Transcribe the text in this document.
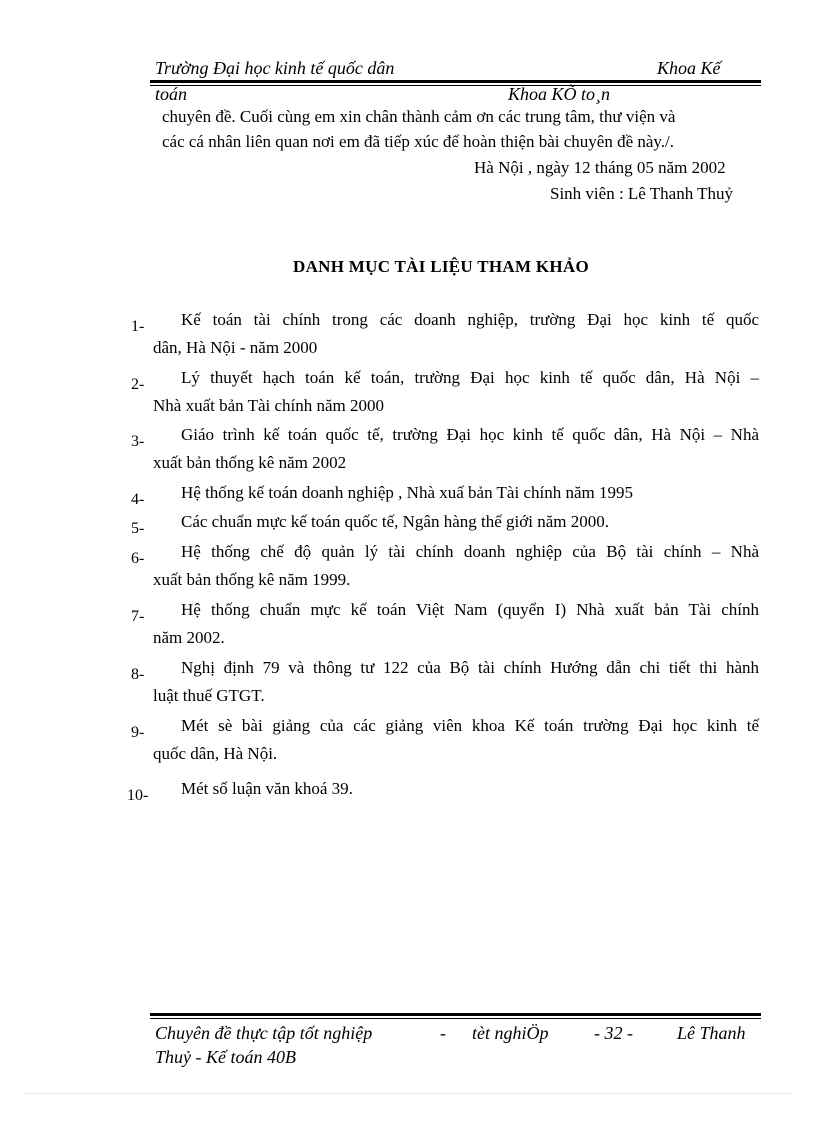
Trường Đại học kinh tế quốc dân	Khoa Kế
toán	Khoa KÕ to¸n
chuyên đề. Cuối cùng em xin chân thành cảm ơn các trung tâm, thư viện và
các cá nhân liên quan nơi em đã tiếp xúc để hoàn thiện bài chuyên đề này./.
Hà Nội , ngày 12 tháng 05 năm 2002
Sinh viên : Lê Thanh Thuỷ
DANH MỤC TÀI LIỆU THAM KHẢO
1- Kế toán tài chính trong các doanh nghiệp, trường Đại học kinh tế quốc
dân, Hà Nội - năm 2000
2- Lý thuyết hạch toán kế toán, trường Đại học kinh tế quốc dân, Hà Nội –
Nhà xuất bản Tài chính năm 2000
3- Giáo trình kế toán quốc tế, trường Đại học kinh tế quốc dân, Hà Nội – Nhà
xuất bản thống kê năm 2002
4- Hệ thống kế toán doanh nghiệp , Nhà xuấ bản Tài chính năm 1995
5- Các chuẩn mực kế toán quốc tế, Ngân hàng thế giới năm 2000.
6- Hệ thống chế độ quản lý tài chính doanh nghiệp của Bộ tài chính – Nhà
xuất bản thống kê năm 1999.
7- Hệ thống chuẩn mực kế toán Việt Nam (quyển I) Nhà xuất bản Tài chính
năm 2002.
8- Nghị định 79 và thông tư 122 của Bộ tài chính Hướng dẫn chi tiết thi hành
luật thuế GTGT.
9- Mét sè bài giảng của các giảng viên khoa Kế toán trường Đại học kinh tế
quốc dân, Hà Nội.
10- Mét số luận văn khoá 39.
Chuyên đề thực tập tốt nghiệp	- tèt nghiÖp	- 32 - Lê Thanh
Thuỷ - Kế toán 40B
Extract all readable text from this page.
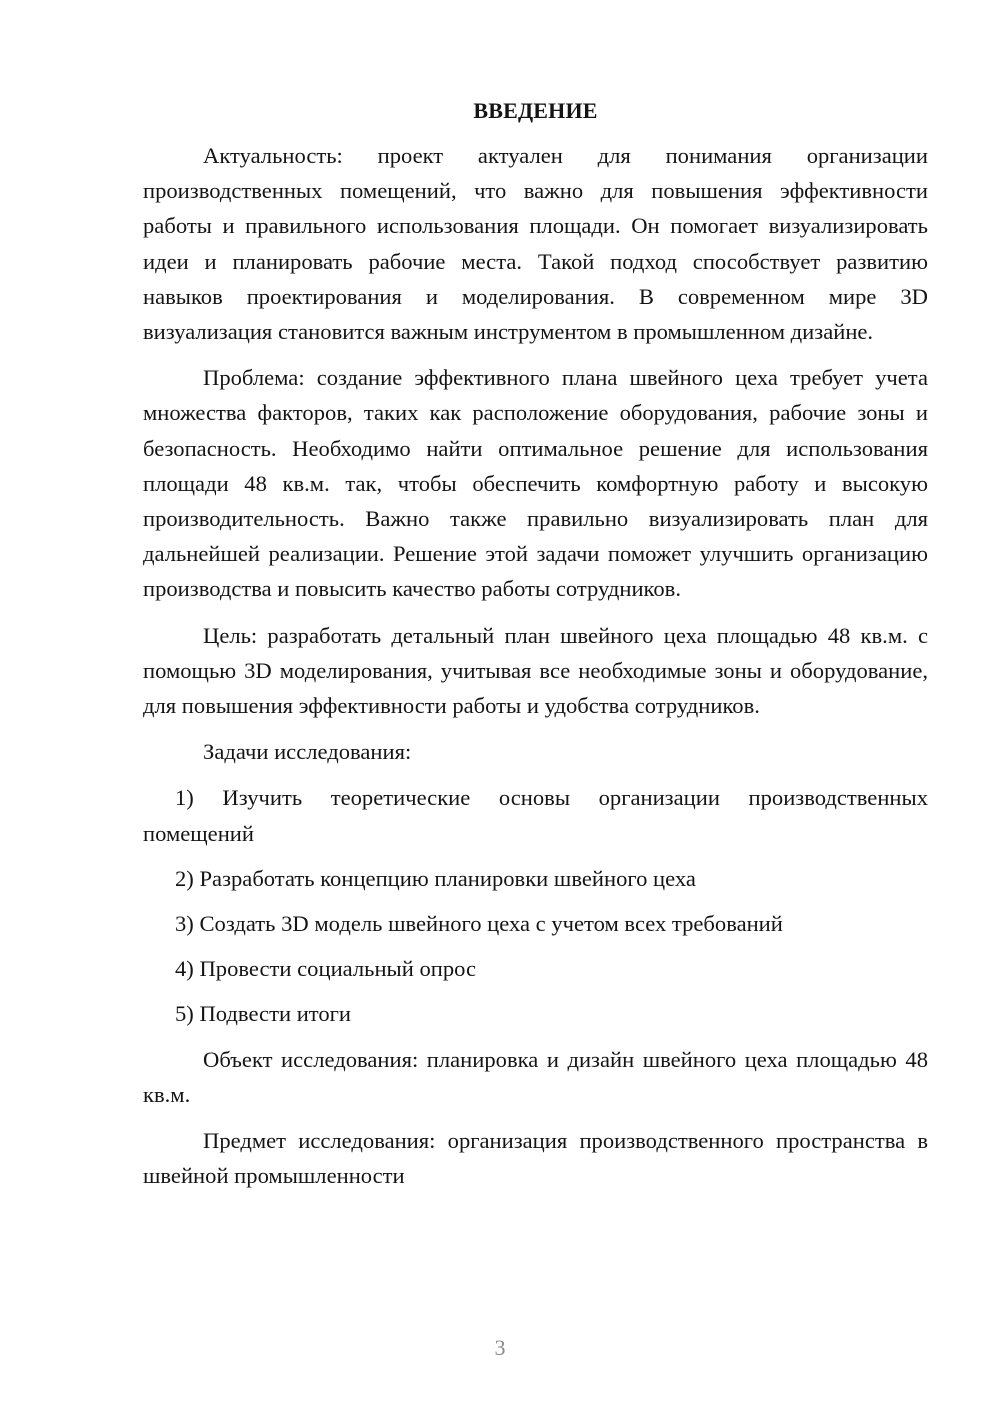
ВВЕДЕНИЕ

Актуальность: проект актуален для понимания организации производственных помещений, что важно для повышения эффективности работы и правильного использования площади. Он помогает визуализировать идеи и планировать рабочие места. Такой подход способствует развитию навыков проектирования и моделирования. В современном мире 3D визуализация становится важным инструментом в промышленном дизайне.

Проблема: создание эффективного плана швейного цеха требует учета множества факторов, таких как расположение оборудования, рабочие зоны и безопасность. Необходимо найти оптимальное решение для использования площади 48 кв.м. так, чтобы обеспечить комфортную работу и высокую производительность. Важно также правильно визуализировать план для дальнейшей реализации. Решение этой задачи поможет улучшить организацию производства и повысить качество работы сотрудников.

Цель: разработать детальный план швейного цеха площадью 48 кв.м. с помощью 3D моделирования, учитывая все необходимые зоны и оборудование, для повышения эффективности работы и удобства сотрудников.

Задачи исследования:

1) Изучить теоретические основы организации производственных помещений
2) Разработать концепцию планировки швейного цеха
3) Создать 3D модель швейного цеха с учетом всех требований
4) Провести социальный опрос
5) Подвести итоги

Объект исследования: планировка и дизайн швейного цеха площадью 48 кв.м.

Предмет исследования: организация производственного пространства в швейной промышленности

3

========

Prompt:
Give the count of lines in the data above that hold the string "doanh", with no additional words.

Answer to this task:
3